* begin RECORD LIST *

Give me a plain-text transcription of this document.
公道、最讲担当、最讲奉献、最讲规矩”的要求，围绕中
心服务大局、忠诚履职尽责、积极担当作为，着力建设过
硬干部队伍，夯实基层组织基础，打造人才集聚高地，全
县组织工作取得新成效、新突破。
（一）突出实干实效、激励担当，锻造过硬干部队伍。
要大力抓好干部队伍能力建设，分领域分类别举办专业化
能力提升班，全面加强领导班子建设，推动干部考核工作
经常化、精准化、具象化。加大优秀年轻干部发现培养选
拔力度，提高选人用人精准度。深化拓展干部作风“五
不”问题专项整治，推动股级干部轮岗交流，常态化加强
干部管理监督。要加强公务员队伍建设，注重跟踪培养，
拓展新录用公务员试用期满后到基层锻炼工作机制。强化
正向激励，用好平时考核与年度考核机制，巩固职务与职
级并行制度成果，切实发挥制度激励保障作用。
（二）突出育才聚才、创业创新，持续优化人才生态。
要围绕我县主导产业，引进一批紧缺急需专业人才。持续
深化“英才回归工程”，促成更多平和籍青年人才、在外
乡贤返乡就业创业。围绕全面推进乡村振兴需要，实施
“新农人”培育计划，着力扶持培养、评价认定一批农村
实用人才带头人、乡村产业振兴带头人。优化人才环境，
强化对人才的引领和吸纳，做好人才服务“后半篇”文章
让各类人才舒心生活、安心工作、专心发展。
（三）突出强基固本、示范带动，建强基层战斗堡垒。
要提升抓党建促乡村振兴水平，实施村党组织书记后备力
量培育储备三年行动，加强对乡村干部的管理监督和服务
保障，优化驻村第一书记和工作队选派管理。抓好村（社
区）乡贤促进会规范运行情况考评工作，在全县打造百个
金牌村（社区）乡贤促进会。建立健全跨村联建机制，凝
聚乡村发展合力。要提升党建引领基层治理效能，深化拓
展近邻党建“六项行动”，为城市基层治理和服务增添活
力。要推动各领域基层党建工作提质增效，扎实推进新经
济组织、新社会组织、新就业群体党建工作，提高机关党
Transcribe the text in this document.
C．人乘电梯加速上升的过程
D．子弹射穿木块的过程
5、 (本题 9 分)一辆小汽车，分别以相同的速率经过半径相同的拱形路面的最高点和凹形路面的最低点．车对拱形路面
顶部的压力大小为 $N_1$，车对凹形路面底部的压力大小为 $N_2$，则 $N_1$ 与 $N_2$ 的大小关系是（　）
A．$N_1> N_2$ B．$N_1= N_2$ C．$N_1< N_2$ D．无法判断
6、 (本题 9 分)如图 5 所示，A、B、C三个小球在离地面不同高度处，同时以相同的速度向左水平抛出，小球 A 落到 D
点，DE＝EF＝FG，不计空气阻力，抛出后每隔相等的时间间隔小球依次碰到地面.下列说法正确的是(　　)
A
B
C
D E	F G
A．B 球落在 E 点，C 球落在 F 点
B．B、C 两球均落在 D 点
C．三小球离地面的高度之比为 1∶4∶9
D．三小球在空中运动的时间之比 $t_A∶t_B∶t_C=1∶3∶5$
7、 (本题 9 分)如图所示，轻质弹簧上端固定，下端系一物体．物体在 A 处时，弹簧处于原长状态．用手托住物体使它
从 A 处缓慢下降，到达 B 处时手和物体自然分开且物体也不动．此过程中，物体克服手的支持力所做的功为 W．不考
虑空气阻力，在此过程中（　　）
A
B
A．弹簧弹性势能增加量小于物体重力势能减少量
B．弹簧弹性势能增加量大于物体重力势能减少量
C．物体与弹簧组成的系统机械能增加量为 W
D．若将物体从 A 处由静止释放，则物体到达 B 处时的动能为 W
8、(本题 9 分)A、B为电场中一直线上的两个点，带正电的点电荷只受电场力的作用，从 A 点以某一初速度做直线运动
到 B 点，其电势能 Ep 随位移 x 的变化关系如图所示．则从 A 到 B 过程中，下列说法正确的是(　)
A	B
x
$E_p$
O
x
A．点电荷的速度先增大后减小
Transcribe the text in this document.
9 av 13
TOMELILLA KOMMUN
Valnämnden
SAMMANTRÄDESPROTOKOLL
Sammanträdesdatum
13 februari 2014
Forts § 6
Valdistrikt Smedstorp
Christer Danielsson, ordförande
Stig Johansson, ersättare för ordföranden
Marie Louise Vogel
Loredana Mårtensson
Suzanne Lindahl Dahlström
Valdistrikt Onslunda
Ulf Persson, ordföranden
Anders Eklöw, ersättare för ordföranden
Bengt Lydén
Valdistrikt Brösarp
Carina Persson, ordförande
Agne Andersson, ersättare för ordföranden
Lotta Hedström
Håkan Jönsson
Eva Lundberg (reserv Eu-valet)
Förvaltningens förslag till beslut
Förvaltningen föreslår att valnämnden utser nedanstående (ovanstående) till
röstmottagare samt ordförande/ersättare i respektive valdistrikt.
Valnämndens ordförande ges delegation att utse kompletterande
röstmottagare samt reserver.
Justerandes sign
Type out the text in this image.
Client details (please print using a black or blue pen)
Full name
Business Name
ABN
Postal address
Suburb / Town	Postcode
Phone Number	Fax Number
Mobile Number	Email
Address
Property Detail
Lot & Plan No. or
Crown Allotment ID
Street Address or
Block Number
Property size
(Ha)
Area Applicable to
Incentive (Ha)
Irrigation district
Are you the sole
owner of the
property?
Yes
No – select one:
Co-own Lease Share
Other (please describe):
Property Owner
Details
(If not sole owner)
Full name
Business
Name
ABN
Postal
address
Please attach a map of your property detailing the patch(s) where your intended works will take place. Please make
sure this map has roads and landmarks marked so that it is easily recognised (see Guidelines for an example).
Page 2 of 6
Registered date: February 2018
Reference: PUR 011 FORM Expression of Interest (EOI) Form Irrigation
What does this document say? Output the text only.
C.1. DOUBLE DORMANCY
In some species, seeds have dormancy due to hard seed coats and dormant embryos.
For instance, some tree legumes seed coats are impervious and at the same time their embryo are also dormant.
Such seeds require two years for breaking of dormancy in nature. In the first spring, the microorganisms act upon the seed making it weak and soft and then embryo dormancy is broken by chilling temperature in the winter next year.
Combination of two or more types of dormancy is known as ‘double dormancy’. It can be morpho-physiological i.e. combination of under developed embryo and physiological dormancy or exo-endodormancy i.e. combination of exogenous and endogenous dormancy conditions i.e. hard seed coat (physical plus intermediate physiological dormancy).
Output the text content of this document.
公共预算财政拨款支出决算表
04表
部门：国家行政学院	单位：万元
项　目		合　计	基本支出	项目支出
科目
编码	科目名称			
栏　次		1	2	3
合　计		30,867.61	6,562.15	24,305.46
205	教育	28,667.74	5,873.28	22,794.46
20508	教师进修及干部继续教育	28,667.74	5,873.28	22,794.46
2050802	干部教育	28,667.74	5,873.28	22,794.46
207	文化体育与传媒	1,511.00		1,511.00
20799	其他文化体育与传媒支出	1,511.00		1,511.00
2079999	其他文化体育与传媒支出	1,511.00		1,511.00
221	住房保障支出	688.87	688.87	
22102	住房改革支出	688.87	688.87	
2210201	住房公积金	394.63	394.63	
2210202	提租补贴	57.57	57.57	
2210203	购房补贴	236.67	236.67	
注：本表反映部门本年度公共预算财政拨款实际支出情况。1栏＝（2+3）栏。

* end RECORD LIST *

**GOAL:** Write out once more the lines above beginning at the line with "Output the text content of this document."; continue through the final line and stop there.

**RESPONSE BELOW:**
Output the text content of this document.
公共预算财政拨款支出决算表
04表
部门：国家行政学院	单位：万元
项　目		合　计	基本支出	项目支出
科目
编码	科目名称			
栏　次		1	2	3
合　计		30,867.61	6,562.15	24,305.46
205	教育	28,667.74	5,873.28	22,794.46
20508	教师进修及干部继续教育	28,667.74	5,873.28	22,794.46
2050802	干部教育	28,667.74	5,873.28	22,794.46
207	文化体育与传媒	1,511.00		1,511.00
20799	其他文化体育与传媒支出	1,511.00		1,511.00
2079999	其他文化体育与传媒支出	1,511.00		1,511.00
221	住房保障支出	688.87	688.87	
22102	住房改革支出	688.87	688.87	
2210201	住房公积金	394.63	394.63	
2210202	提租补贴	57.57	57.57	
2210203	购房补贴	236.67	236.67	
注：本表反映部门本年度公共预算财政拨款实际支出情况。1栏＝（2+3）栏。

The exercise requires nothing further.